-- Stored records --
========

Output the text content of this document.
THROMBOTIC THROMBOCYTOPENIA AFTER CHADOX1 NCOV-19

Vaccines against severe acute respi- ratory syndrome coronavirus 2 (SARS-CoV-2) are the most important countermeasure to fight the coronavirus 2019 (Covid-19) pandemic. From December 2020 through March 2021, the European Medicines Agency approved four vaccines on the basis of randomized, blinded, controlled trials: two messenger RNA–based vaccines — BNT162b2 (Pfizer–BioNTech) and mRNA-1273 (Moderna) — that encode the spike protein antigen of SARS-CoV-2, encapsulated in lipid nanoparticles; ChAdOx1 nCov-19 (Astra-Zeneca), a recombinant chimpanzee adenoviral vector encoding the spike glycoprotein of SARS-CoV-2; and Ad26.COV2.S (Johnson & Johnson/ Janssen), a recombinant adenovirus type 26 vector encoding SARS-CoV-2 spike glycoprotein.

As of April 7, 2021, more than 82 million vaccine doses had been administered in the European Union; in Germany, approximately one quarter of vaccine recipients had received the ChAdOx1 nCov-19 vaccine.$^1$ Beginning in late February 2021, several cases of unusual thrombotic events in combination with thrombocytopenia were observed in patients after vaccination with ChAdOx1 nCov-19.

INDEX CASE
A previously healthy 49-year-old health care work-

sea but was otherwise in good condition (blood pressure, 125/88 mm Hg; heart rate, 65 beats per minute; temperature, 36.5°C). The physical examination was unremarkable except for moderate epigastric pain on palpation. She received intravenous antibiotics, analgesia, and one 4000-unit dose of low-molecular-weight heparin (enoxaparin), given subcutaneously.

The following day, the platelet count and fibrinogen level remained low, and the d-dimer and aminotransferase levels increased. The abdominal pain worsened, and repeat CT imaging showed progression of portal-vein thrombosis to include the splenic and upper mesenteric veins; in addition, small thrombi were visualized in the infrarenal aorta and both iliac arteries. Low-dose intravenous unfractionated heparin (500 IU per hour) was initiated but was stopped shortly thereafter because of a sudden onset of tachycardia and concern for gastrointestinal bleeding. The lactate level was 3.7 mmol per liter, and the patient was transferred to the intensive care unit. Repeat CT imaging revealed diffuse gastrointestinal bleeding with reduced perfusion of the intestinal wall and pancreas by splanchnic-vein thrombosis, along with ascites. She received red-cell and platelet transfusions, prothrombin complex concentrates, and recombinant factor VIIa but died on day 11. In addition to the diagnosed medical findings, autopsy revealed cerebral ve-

========

-- EXERCISE REQUIREMENTS --
Check each line above for "received" and state how many match, answering with only the number.

-- EXPECTED ANSWER --
3